• _GOAL_
Transcribe all of the material exactly, except for its pictures.

(A run of records)
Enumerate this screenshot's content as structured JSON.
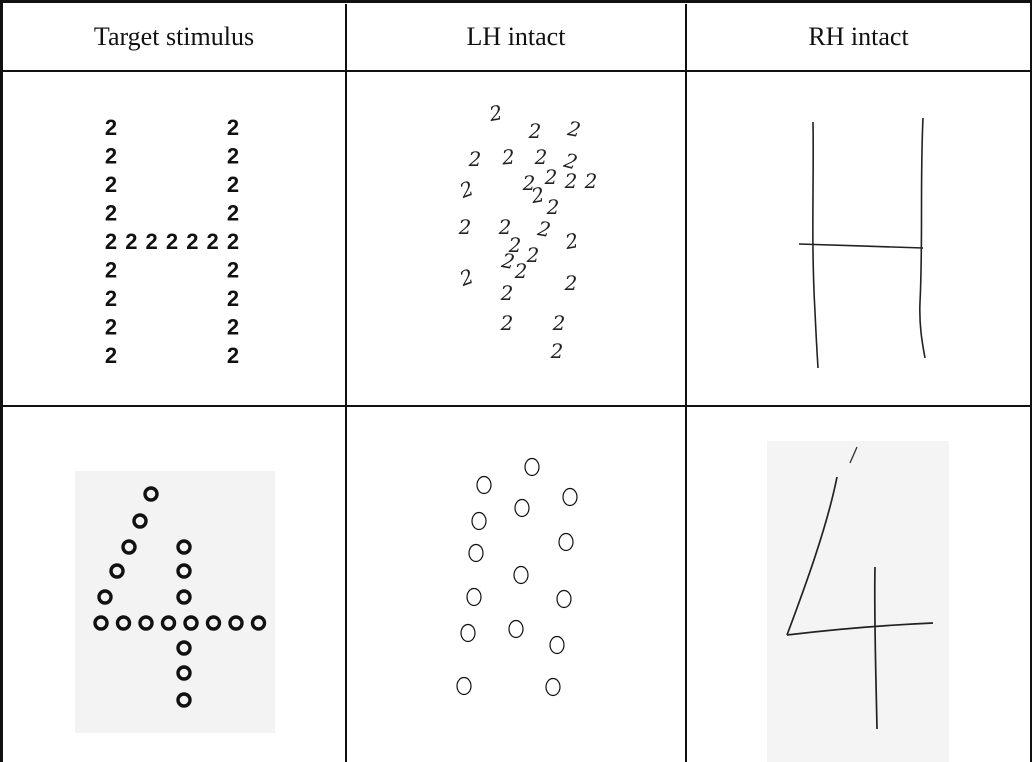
{
  "table": {
    "headers": [
      "Target stimulus",
      "LH intact",
      "RH intact"
    ],
    "rows": [
      {
        "name": "letter-H-of-2s",
        "target_char": "2",
        "lh_char": "2",
        "rh_shape": "H"
      },
      {
        "name": "number-4-of-0s",
        "target_char": "o",
        "lh_char": "o",
        "rh_shape": "4"
      }
    ]
  }
}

• _RESPONSE TO THIS TASK_
Enumerate this screenshot's content as structured JSON.
{
  "table": {
    "headers": [
      "Target stimulus",
      "LH intact",
      "RH intact"
    ],
    "rows": [
      {
        "name": "letter-H-of-2s",
        "target_char": "2",
        "lh_char": "2",
        "rh_shape": "H"
      },
      {
        "name": "number-4-of-0s",
        "target_char": "o",
        "lh_char": "o",
        "rh_shape": "4"
      }
    ]
  }
}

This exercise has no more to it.